Task directions: Give a verbatim copy of the lines below, minus the pictures.

Records to process:

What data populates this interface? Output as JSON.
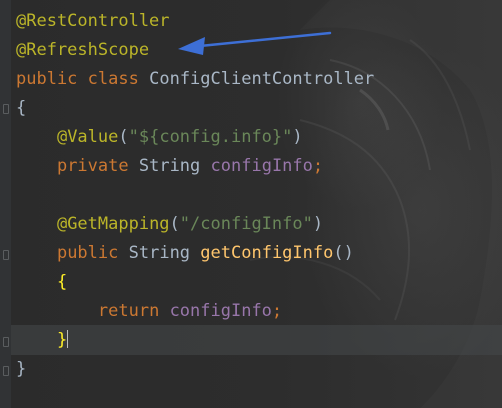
{
  "code": {
    "line1": {
      "annotation": "@RestController"
    },
    "line2": {
      "annotation": "@RefreshScope"
    },
    "line3": {
      "kw1": "public",
      "kw2": "class",
      "class_name": "ConfigClientController"
    },
    "line4": {
      "brace": "{"
    },
    "line5": {
      "annotation": "@Value",
      "open": "(",
      "string": "\"${config.info}\"",
      "close": ")"
    },
    "line6": {
      "kw": "private",
      "type": "String",
      "field": "configInfo",
      "semi": ";"
    },
    "line8": {
      "annotation": "@GetMapping",
      "open": "(",
      "string": "\"/configInfo\"",
      "close": ")"
    },
    "line9": {
      "kw": "public",
      "type": "String",
      "method": "getConfigInfo",
      "parens": "()"
    },
    "line10": {
      "brace": "{"
    },
    "line11": {
      "kw": "return",
      "field": "configInfo",
      "semi": ";"
    },
    "line12": {
      "brace": "}"
    },
    "line13": {
      "brace": "}"
    }
  },
  "colors": {
    "background": "#2b2b2b",
    "annotation": "#bbb529",
    "keyword": "#cc7832",
    "string": "#6a8759",
    "field": "#9876aa",
    "method": "#ffc66d",
    "text": "#a9b7c6",
    "arrow": "#3d6fd6"
  },
  "annotation_arrow": {
    "icon": "arrow-left-icon",
    "points_to": "@RefreshScope"
  }
}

Completed task:
What data populates this interface? Output as JSON.
{
  "code": {
    "line1": {
      "annotation": "@RestController"
    },
    "line2": {
      "annotation": "@RefreshScope"
    },
    "line3": {
      "kw1": "public",
      "kw2": "class",
      "class_name": "ConfigClientController"
    },
    "line4": {
      "brace": "{"
    },
    "line5": {
      "annotation": "@Value",
      "open": "(",
      "string": "\"${config.info}\"",
      "close": ")"
    },
    "line6": {
      "kw": "private",
      "type": "String",
      "field": "configInfo",
      "semi": ";"
    },
    "line8": {
      "annotation": "@GetMapping",
      "open": "(",
      "string": "\"/configInfo\"",
      "close": ")"
    },
    "line9": {
      "kw": "public",
      "type": "String",
      "method": "getConfigInfo",
      "parens": "()"
    },
    "line10": {
      "brace": "{"
    },
    "line11": {
      "kw": "return",
      "field": "configInfo",
      "semi": ";"
    },
    "line12": {
      "brace": "}"
    },
    "line13": {
      "brace": "}"
    }
  },
  "colors": {
    "background": "#2b2b2b",
    "annotation": "#bbb529",
    "keyword": "#cc7832",
    "string": "#6a8759",
    "field": "#9876aa",
    "method": "#ffc66d",
    "text": "#a9b7c6",
    "arrow": "#3d6fd6"
  },
  "annotation_arrow": {
    "icon": "arrow-left-icon",
    "points_to": "@RefreshScope"
  }
}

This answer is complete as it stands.